DATA SHOWN
__________

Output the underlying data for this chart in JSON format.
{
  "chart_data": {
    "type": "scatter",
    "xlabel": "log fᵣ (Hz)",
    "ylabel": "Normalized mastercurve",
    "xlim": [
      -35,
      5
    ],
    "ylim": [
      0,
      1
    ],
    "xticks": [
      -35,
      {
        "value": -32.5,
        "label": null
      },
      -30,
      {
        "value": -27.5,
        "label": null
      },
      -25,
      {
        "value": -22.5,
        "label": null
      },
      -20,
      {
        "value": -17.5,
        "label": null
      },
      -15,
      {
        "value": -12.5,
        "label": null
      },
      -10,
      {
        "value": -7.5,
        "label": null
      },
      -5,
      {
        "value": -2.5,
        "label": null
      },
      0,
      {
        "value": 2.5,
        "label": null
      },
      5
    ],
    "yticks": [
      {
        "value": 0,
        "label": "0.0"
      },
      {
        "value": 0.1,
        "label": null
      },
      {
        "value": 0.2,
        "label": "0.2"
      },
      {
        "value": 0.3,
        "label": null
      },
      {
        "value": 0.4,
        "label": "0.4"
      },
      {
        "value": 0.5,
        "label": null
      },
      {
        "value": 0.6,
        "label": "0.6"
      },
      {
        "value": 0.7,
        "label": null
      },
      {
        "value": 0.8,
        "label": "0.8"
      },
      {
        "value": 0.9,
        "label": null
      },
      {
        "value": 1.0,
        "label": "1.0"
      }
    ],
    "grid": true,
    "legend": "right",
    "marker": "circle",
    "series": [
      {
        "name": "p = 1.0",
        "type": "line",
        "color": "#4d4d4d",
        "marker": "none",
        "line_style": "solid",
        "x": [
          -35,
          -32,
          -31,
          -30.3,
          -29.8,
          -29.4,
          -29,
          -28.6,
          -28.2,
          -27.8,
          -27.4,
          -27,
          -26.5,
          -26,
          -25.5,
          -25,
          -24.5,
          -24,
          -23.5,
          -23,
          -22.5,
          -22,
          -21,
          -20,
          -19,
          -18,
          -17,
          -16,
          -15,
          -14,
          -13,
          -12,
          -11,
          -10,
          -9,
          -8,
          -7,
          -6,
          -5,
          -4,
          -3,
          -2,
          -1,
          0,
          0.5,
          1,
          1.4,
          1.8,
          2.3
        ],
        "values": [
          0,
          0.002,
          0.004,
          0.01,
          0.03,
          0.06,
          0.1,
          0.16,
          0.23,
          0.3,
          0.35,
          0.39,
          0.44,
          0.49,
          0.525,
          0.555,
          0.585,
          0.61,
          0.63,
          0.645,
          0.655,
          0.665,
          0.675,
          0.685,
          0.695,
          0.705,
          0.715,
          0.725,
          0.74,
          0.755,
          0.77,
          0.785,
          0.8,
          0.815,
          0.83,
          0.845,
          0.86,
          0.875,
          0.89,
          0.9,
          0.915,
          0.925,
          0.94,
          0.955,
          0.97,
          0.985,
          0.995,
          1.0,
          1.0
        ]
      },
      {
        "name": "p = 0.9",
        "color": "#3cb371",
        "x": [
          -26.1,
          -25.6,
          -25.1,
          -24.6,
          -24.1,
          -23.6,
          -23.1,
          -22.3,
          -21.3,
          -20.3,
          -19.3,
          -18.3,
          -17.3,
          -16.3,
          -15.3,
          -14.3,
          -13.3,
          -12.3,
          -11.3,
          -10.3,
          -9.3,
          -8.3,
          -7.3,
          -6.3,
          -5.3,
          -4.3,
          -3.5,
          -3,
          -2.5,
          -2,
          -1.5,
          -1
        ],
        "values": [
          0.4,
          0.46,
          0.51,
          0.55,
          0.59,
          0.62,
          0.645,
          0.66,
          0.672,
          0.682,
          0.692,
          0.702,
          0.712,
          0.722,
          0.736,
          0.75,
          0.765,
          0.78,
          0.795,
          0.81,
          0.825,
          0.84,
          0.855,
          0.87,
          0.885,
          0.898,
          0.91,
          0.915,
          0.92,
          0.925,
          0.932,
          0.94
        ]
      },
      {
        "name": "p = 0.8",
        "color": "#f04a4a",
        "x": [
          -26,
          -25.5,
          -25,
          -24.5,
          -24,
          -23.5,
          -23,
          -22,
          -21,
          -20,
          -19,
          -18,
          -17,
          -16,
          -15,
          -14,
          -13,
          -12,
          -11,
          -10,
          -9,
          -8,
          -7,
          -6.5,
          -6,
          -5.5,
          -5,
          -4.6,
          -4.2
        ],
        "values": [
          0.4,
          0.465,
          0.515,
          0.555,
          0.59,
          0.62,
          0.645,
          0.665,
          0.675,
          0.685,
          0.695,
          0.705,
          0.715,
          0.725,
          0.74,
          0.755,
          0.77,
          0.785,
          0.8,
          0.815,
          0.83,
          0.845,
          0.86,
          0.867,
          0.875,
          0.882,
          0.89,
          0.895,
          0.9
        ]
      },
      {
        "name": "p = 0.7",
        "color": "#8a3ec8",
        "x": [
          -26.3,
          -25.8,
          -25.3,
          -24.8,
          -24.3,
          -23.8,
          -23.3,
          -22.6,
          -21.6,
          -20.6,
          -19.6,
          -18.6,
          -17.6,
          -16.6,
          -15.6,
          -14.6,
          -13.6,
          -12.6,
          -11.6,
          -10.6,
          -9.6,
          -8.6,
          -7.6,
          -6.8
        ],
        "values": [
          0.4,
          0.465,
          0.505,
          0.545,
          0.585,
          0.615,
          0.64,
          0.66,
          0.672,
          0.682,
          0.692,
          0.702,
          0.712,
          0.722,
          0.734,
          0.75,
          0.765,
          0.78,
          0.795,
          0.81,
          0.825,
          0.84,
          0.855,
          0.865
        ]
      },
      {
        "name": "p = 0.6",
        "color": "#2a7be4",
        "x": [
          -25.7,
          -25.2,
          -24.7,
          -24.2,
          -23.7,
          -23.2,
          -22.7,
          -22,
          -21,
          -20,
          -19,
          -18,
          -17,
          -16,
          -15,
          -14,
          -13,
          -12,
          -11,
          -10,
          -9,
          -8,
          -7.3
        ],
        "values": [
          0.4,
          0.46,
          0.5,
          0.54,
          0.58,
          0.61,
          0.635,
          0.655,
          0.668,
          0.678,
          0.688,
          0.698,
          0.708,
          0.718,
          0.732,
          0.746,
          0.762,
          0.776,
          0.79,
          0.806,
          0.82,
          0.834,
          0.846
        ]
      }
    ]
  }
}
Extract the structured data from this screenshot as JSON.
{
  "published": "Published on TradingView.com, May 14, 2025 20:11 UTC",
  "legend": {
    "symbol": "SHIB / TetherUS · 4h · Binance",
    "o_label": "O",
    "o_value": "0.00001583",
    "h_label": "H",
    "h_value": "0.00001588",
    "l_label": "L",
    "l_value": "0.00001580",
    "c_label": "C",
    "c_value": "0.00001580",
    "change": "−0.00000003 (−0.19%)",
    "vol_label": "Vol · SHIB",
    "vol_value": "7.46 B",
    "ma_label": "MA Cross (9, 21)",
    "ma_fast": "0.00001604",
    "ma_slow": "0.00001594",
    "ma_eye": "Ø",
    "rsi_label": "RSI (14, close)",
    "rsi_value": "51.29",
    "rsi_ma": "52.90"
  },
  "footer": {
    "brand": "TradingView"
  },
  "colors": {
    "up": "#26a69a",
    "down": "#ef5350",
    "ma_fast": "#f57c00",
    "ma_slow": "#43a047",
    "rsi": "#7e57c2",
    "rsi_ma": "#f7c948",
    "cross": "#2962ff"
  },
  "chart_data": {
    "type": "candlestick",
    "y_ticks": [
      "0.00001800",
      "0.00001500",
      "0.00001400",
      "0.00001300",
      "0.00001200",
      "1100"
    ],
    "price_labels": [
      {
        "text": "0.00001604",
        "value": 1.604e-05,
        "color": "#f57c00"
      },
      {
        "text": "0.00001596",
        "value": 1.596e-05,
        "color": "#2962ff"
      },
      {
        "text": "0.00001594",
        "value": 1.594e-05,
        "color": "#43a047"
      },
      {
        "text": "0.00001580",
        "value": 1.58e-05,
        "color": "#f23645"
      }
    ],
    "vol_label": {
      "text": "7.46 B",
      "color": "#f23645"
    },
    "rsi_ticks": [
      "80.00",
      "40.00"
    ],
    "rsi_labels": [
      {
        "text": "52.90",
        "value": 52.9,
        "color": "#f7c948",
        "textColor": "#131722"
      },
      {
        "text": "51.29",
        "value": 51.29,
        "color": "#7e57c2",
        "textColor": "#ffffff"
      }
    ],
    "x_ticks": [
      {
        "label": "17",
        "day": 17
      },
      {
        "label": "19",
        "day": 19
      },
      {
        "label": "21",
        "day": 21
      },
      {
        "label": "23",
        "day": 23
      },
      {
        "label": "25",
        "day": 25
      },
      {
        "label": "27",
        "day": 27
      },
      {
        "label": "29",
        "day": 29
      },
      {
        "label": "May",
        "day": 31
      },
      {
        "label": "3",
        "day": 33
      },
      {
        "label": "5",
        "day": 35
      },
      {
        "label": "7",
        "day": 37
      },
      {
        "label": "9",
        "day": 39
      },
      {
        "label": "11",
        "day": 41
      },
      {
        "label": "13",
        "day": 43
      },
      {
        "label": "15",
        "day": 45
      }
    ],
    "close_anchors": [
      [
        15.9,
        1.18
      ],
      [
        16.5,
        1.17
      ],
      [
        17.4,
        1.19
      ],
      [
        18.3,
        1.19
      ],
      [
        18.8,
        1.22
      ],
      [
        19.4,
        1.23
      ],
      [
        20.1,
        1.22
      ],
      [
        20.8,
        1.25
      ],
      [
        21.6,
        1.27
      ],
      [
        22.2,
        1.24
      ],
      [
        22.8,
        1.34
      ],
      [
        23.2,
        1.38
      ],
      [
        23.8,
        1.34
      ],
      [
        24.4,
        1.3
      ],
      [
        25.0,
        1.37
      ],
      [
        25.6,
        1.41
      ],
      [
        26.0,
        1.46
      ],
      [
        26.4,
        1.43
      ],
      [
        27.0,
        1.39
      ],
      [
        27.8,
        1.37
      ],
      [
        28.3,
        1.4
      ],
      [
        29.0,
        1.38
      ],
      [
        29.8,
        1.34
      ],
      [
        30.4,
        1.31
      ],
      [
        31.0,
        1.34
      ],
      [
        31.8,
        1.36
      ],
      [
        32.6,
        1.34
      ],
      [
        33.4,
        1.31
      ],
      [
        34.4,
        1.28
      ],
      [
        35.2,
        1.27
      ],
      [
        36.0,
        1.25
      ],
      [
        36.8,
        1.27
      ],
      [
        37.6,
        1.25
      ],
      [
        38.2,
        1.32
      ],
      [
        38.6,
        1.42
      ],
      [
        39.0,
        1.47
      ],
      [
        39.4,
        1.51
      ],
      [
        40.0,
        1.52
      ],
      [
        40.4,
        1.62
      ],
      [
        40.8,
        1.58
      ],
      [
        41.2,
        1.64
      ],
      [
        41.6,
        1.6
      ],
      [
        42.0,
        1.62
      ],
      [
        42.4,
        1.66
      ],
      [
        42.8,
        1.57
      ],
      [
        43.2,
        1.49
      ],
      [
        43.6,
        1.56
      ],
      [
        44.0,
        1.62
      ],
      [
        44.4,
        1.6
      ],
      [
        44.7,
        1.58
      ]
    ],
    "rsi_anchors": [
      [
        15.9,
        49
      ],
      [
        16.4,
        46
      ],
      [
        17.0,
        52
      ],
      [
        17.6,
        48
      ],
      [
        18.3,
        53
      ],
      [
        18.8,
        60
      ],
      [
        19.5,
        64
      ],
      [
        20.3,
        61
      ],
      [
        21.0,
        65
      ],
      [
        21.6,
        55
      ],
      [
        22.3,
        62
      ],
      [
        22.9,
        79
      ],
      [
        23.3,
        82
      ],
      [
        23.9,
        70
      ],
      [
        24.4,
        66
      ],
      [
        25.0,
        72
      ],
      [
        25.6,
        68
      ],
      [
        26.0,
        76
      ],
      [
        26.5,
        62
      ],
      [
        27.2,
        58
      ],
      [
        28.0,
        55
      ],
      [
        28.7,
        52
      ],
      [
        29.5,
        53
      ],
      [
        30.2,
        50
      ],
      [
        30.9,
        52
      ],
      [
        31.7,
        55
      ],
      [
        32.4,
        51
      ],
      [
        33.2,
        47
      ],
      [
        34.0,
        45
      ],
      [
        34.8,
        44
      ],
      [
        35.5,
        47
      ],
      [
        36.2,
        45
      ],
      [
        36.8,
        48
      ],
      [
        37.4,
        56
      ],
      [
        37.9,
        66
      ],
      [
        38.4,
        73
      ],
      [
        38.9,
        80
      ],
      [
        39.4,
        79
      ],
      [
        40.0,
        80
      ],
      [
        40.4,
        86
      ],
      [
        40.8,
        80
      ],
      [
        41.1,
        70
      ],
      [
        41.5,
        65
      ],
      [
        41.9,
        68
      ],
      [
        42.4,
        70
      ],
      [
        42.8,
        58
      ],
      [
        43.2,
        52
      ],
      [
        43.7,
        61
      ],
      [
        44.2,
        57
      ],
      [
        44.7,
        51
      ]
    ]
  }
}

__________

SET EXERCISE
Copy out every line of the listing that includes the string "TradingView".

SOLUTION FOR THIS TASK
  "published": "Published on TradingView.com, May 14, 2025 20:11 UTC",
    "brand": "TradingView"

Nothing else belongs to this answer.